_What is being asked:_ State how many lines in the listing below include the word "unter". Give nothing but the number.

_Data excerpts:_
..............................
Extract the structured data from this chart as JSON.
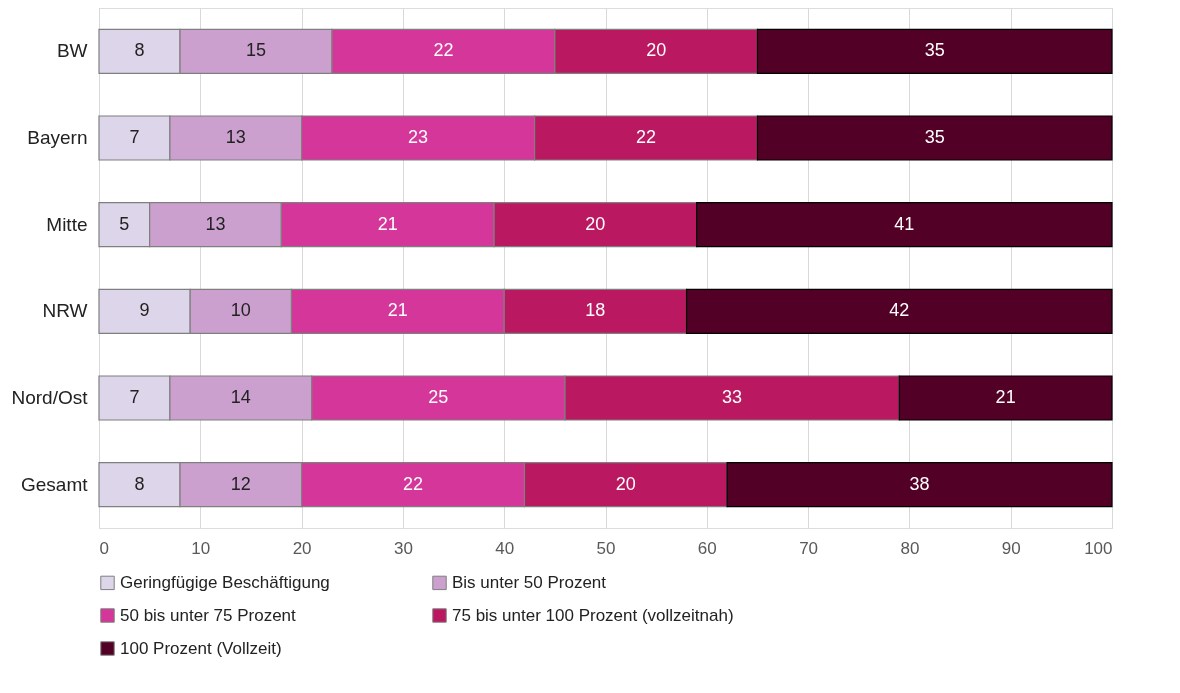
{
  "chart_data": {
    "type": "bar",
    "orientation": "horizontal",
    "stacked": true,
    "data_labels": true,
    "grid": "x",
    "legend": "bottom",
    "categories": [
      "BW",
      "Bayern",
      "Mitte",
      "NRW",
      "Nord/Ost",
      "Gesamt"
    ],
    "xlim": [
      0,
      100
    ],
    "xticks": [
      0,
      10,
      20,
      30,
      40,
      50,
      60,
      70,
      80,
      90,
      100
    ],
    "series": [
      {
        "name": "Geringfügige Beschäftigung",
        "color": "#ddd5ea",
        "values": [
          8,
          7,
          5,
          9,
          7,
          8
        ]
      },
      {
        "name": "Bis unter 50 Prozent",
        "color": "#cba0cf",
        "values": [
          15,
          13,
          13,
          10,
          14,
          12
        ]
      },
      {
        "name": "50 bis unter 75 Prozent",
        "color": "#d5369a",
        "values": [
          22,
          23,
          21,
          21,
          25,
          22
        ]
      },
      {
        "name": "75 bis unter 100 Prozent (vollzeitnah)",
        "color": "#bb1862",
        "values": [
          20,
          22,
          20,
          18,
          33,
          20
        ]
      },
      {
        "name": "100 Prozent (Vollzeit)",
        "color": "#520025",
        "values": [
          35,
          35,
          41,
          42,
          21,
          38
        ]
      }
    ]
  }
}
..............................
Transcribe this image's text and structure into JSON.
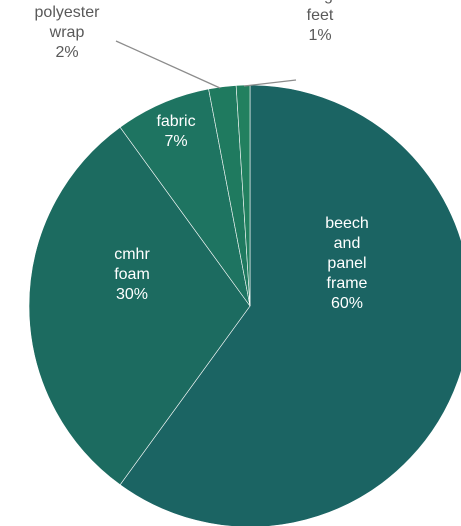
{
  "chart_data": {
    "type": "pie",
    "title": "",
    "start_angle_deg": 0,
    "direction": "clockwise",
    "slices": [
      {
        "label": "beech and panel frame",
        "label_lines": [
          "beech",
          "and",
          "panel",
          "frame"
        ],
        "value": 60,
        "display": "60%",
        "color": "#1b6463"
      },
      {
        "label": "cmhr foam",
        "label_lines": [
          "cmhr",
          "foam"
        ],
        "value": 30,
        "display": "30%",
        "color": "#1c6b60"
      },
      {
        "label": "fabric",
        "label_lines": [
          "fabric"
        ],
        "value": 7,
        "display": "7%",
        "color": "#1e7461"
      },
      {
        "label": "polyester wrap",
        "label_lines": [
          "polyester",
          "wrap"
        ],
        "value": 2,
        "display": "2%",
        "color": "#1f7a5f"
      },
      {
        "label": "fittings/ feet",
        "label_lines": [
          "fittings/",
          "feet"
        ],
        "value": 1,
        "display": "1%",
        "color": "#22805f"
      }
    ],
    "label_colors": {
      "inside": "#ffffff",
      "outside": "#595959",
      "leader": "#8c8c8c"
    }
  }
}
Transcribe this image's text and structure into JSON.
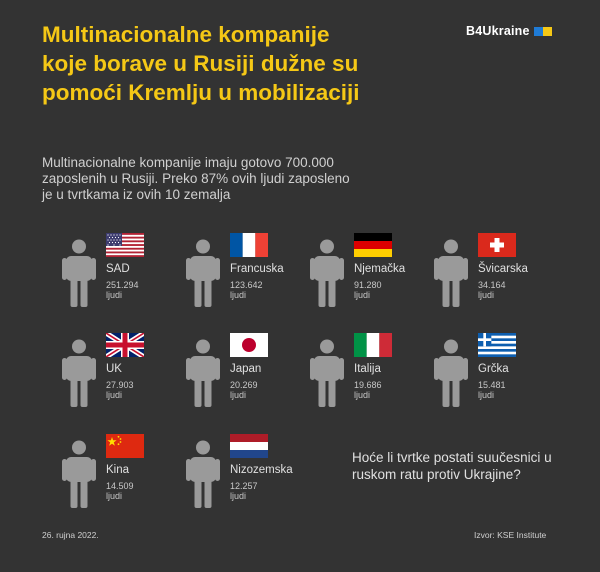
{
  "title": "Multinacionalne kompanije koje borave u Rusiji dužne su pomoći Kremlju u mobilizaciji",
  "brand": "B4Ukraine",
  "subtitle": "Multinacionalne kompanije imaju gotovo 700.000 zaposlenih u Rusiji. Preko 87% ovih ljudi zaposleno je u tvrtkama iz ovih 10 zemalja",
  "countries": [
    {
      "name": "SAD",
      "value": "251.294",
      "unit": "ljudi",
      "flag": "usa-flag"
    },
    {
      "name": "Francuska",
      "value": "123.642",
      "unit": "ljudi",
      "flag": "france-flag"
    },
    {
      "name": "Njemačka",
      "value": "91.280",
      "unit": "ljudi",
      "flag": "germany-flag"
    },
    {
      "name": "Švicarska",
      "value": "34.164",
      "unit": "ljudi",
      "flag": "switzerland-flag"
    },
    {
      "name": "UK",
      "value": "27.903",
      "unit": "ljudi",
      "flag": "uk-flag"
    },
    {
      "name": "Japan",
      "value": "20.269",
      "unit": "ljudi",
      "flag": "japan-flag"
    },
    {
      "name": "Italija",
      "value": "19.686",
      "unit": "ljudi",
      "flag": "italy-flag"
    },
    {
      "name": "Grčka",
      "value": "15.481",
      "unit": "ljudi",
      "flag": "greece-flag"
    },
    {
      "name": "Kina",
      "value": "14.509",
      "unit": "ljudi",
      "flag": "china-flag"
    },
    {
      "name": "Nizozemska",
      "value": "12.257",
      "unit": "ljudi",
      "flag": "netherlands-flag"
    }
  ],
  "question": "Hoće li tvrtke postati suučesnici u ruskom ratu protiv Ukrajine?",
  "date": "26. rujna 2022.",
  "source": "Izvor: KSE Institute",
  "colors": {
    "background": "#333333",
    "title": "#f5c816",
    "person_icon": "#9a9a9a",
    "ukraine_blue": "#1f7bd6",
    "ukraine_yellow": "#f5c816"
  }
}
..............................
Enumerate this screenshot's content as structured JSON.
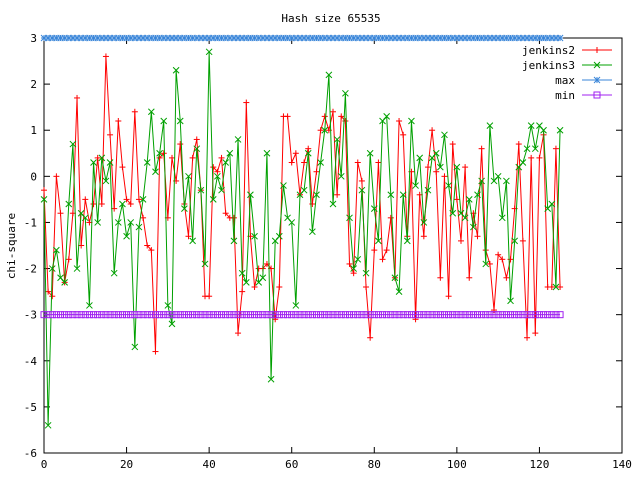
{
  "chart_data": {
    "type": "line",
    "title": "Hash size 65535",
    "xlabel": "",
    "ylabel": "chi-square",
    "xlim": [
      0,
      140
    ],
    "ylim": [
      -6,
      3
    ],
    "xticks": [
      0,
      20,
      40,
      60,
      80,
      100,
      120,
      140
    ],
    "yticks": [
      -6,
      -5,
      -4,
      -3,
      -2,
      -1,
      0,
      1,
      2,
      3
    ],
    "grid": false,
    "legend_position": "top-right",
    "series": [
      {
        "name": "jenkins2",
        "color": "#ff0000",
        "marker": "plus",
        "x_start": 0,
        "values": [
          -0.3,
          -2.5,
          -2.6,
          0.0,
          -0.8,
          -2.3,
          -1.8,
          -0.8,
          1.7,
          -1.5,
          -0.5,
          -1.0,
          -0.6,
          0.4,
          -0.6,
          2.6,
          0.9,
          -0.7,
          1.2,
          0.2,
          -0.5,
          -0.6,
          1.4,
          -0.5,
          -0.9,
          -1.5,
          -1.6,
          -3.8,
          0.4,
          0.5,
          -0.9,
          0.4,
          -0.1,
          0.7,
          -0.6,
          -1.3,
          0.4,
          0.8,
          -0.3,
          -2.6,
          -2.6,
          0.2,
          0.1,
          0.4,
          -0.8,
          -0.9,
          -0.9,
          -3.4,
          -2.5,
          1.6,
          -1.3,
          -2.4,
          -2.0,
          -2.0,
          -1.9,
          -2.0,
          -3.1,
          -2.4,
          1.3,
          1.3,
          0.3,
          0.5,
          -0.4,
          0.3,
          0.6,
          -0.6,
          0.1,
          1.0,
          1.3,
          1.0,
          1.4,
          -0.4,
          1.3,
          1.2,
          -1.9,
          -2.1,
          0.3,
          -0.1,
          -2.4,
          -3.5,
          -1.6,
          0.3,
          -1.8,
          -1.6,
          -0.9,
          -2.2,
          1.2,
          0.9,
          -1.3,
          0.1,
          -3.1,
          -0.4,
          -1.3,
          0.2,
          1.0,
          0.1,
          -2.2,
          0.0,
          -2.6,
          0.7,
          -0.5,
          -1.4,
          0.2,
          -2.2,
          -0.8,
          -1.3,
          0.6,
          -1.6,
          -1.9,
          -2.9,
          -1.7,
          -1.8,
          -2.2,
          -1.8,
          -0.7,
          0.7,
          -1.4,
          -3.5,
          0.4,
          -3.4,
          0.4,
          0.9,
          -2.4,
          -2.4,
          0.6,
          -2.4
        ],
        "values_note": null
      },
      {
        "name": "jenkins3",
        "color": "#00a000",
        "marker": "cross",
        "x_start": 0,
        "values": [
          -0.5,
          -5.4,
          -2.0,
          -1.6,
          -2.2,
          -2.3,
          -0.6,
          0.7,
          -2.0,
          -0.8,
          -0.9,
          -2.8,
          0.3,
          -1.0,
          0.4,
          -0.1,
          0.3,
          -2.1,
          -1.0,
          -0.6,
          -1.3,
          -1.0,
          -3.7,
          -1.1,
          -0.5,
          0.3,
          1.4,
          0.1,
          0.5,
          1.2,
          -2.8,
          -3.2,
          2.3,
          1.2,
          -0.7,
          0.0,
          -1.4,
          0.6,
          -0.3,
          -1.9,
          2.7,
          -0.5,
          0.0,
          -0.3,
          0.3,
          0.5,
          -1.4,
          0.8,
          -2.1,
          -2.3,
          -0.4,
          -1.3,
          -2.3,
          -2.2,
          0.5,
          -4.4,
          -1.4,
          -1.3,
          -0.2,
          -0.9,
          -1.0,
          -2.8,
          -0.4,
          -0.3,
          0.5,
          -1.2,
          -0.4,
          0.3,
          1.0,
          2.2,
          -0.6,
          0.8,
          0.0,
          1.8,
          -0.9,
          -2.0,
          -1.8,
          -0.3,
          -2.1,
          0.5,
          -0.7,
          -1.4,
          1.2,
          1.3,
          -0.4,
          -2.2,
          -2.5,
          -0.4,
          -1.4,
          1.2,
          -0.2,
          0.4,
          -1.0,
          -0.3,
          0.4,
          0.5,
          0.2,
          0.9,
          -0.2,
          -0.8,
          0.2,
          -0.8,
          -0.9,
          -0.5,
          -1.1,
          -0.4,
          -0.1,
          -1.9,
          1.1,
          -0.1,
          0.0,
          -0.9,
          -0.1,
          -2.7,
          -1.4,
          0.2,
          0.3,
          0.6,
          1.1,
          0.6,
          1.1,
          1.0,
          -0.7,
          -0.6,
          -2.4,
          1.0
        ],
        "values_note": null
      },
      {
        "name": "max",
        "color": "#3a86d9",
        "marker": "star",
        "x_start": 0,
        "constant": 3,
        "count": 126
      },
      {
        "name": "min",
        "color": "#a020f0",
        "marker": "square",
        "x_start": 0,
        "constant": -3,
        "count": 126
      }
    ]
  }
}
..............................
_The result:_ 3